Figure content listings

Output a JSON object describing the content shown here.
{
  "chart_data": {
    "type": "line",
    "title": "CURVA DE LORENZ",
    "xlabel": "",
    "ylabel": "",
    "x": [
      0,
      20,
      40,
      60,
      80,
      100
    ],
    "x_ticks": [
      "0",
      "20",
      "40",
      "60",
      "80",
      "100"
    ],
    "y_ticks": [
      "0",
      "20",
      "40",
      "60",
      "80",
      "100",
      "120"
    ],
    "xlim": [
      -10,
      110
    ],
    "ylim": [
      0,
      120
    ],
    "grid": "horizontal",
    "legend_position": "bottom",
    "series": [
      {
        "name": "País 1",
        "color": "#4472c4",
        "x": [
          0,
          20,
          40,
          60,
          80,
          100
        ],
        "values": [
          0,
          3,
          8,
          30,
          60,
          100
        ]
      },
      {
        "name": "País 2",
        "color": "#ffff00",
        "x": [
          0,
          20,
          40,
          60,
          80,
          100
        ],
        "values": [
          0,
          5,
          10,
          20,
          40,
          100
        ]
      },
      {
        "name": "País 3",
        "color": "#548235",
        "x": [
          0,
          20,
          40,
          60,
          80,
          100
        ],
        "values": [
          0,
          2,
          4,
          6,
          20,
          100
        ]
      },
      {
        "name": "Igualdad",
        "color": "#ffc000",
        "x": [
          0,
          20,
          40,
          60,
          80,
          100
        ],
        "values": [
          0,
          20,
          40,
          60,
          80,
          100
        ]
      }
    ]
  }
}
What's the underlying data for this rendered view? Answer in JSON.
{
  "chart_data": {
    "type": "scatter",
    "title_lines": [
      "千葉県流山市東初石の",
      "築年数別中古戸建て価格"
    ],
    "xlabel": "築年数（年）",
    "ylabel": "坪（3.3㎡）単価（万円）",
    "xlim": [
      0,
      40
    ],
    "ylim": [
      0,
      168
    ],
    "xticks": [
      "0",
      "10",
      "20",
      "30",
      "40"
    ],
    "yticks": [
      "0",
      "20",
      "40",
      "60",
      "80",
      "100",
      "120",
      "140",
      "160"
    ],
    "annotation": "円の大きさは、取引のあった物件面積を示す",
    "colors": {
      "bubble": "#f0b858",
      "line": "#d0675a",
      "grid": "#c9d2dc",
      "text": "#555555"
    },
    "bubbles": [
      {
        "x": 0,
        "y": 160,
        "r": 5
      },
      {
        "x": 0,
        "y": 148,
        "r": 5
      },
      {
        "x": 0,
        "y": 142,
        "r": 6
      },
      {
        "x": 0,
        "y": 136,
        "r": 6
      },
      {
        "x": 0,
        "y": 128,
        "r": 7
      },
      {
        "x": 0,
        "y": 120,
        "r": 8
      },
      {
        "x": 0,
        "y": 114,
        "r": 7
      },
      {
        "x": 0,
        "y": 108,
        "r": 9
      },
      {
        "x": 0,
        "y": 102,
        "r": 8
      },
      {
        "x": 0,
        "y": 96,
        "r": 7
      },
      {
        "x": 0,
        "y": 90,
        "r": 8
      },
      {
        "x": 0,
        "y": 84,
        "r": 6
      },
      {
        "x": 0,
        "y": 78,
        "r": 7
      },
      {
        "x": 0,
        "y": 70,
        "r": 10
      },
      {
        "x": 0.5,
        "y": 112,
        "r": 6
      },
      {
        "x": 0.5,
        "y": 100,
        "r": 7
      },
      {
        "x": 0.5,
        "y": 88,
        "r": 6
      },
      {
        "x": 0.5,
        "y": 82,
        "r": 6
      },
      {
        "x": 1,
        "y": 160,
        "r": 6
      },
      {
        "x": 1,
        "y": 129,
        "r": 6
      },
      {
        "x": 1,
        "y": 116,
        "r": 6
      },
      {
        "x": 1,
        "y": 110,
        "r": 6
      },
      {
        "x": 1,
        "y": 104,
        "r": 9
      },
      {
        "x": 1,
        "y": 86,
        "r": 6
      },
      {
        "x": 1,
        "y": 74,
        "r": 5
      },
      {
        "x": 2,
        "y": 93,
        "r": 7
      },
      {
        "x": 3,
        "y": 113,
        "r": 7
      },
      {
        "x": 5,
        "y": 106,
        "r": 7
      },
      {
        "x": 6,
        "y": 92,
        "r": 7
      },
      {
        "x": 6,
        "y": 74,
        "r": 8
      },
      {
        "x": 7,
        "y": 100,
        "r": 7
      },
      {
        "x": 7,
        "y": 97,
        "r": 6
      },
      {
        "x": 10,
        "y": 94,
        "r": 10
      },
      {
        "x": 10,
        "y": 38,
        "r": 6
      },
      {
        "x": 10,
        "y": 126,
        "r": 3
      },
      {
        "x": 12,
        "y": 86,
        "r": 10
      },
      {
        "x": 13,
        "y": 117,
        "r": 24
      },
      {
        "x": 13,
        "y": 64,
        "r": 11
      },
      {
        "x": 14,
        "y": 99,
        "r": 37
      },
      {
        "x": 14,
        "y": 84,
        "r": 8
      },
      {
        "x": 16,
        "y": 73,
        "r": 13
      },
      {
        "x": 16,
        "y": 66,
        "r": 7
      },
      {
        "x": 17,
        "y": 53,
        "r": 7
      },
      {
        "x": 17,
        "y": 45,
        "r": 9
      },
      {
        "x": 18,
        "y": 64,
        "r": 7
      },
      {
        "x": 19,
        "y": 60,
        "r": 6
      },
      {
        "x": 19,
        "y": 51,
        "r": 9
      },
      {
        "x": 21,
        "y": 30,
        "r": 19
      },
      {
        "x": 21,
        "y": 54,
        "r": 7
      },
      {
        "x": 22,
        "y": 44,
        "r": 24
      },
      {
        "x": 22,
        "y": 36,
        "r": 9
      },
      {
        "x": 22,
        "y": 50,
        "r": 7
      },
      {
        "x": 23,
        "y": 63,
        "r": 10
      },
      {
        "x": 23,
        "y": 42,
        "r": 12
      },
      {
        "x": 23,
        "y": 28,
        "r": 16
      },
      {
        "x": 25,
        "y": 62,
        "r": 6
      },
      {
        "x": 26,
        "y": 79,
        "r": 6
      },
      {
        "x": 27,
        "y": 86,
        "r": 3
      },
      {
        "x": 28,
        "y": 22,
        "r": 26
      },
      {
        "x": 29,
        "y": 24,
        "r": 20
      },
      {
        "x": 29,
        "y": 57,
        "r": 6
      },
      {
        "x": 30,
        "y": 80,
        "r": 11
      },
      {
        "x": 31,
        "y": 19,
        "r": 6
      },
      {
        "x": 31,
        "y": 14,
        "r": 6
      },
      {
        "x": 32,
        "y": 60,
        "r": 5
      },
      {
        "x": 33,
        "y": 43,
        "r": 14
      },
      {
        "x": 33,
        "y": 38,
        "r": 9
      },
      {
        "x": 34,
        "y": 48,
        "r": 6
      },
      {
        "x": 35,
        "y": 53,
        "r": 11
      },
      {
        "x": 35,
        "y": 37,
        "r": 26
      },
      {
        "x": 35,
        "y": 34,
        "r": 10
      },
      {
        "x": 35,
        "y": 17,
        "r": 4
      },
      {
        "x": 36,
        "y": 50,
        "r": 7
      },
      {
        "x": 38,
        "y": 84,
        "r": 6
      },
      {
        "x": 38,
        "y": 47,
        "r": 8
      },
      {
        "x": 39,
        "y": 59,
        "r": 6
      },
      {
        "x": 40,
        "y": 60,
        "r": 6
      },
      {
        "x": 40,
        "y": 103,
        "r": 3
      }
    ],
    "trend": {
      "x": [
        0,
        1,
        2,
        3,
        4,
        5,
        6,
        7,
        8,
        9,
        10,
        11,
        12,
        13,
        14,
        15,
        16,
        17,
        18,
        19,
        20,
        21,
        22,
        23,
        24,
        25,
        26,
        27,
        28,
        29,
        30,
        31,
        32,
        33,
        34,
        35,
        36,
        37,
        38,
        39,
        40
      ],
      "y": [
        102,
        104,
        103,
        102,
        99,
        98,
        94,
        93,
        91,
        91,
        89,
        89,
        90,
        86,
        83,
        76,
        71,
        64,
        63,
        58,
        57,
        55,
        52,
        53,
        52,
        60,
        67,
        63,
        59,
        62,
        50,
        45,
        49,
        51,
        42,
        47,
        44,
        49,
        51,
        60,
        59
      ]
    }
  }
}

• _EXERCISE DIRECTIONS_
Gather up every line in the data above that contains the word "JSON", copying each one.

• _SOLUTION_
Output a JSON object describing the content shown here.
What's the underlying data for this rendered view? Answer in JSON.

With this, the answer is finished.